**EXERCISE**: Using the material below, work out how many lines contain the word "that". Reply with the number and nothing more.

Saved entries:
==================================================

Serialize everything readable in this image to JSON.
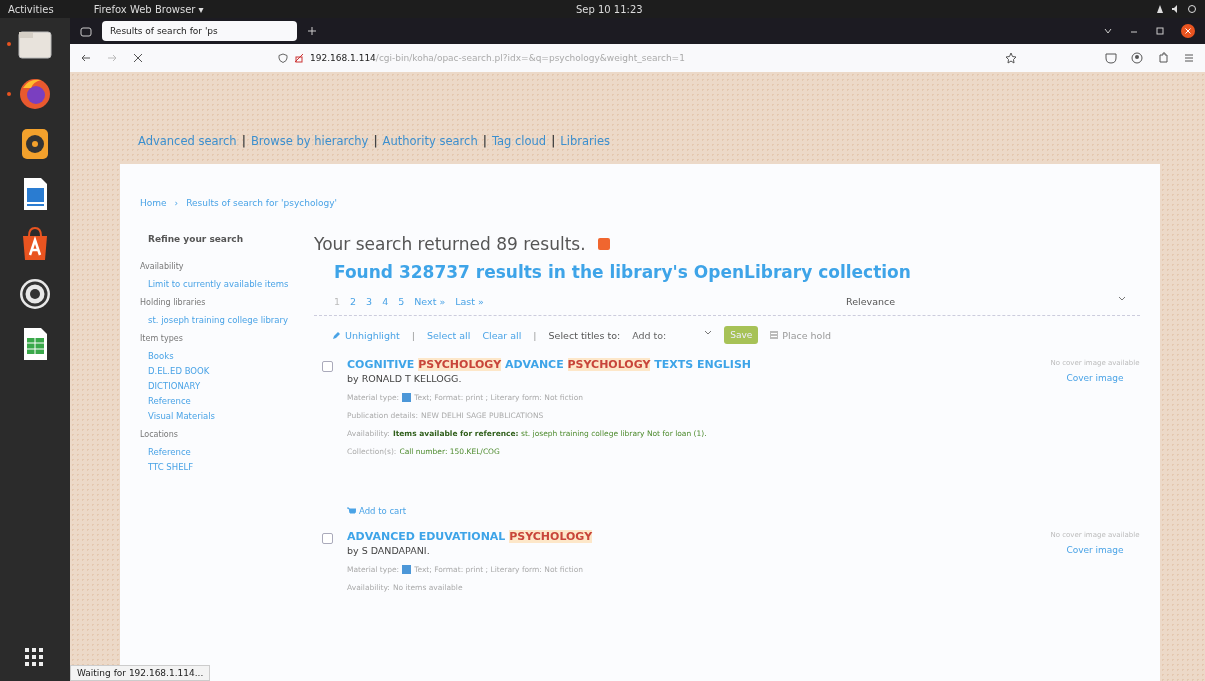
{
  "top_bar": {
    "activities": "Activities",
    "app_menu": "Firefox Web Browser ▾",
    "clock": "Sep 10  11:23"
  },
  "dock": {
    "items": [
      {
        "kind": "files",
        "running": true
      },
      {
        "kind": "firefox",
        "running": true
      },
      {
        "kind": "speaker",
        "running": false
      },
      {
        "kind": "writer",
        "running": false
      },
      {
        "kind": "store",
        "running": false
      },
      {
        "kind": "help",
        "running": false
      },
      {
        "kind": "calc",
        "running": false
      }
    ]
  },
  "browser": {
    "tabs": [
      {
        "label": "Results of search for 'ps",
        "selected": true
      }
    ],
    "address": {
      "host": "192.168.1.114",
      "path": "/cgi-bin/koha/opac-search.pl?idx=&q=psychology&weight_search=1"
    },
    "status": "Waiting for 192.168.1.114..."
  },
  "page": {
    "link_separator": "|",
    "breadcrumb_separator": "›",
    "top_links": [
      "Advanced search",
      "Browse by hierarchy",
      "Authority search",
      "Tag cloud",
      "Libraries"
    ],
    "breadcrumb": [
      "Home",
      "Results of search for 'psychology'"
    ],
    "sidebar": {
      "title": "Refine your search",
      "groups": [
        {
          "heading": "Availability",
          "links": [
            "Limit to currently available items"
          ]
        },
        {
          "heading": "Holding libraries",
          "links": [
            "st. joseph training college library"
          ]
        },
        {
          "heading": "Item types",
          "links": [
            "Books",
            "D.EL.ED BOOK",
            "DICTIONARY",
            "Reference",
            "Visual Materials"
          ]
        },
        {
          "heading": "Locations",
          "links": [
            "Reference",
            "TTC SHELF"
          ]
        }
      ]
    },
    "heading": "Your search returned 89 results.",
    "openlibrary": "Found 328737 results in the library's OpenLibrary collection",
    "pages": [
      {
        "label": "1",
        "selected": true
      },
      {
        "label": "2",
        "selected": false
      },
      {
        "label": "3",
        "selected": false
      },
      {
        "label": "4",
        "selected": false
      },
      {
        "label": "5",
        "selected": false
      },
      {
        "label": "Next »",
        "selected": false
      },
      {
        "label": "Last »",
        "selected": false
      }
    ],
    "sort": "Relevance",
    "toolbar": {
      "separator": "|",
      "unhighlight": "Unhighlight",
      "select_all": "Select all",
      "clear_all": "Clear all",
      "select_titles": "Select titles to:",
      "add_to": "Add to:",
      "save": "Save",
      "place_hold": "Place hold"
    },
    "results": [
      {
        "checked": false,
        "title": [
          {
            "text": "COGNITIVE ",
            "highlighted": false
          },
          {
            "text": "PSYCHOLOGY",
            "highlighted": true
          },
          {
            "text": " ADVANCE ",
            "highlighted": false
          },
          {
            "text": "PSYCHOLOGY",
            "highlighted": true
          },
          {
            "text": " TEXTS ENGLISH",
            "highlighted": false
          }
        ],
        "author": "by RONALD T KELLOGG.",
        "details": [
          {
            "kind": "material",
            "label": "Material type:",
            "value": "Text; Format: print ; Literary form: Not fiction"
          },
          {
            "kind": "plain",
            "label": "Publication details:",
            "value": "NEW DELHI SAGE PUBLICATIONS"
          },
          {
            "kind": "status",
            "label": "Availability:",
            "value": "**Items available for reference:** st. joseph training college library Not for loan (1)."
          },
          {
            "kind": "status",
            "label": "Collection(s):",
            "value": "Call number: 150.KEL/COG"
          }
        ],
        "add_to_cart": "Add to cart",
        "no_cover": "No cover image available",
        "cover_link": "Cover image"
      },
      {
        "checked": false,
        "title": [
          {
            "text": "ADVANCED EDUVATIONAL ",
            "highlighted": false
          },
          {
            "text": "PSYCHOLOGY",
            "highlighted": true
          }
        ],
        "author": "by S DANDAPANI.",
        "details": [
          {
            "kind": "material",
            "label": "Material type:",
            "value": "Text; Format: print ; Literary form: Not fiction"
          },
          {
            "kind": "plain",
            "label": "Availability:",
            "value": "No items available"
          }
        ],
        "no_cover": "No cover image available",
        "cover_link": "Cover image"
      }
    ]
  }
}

==================================================

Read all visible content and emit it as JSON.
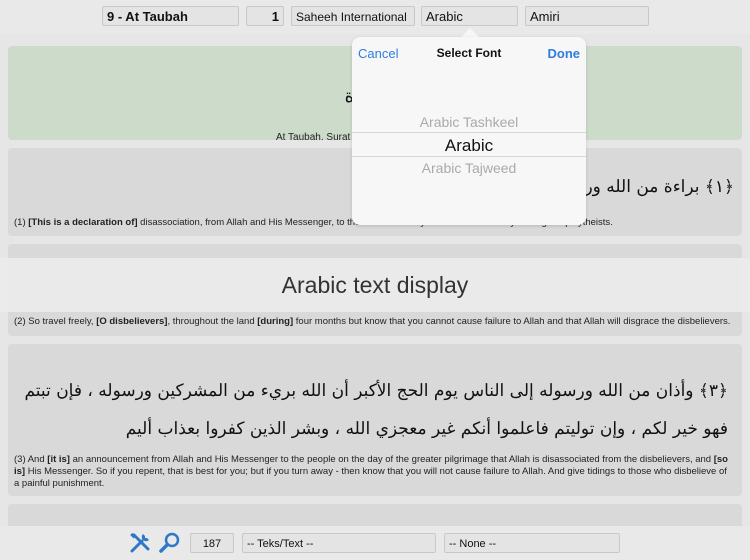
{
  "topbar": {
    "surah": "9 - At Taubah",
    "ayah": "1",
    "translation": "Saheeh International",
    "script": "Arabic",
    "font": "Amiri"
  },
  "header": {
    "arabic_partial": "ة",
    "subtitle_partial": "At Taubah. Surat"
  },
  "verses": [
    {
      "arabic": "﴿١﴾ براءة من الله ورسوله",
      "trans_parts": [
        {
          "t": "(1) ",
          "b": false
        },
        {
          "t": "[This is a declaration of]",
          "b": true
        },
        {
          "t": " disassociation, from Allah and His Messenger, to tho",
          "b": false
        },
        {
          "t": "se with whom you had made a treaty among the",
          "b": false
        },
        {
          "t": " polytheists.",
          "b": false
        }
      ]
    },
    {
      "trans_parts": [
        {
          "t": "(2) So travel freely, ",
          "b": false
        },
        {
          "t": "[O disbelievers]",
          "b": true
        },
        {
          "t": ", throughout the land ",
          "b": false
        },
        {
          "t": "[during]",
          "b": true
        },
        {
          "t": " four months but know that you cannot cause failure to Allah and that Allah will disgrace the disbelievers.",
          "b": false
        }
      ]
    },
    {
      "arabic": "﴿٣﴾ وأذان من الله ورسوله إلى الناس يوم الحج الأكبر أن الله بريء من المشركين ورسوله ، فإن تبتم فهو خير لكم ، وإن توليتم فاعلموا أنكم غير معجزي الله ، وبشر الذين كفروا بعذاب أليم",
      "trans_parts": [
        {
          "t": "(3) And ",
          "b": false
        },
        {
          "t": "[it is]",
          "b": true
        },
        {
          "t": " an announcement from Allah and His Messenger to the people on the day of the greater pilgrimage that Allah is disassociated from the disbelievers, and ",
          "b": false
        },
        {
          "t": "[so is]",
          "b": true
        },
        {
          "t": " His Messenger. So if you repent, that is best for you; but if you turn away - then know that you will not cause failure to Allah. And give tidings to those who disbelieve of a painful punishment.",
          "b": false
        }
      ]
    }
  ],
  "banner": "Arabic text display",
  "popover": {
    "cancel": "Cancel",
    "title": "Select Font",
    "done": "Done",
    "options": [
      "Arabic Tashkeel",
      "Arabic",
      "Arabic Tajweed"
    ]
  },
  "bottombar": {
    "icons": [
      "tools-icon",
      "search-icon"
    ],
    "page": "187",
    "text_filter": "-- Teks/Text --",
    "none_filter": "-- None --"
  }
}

==================================================

**COMPLETED TASK**: 3